** start DATA LISTING **
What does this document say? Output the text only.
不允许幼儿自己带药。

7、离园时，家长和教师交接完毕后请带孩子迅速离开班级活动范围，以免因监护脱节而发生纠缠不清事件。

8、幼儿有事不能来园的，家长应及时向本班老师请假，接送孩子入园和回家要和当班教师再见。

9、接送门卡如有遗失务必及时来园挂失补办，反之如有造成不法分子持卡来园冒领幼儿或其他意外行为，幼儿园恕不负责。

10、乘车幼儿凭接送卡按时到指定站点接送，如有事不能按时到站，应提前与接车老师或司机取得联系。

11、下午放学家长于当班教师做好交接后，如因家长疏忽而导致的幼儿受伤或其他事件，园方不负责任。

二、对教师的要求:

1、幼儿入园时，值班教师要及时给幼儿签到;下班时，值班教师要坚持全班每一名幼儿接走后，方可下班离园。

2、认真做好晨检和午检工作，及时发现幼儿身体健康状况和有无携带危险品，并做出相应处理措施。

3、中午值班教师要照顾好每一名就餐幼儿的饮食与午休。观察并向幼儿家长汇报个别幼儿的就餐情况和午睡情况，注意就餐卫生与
** end DATA LISTING **
WHAT IS NEEDED:
Exactly reproduce every line found in the records.

TASK OUTPUT:
What does this document say? Output the text only.
不允许幼儿自己带药。

7、离园时，家长和教师交接完毕后请带孩子迅速离开班级活动范围，以免因监护脱节而发生纠缠不清事件。

8、幼儿有事不能来园的，家长应及时向本班老师请假，接送孩子入园和回家要和当班教师再见。

9、接送门卡如有遗失务必及时来园挂失补办，反之如有造成不法分子持卡来园冒领幼儿或其他意外行为，幼儿园恕不负责。

10、乘车幼儿凭接送卡按时到指定站点接送，如有事不能按时到站，应提前与接车老师或司机取得联系。

11、下午放学家长于当班教师做好交接后，如因家长疏忽而导致的幼儿受伤或其他事件，园方不负责任。

二、对教师的要求:

1、幼儿入园时，值班教师要及时给幼儿签到;下班时，值班教师要坚持全班每一名幼儿接走后，方可下班离园。

2、认真做好晨检和午检工作，及时发现幼儿身体健康状况和有无携带危险品，并做出相应处理措施。

3、中午值班教师要照顾好每一名就餐幼儿的饮食与午休。观察并向幼儿家长汇报个别幼儿的就餐情况和午睡情况，注意就餐卫生与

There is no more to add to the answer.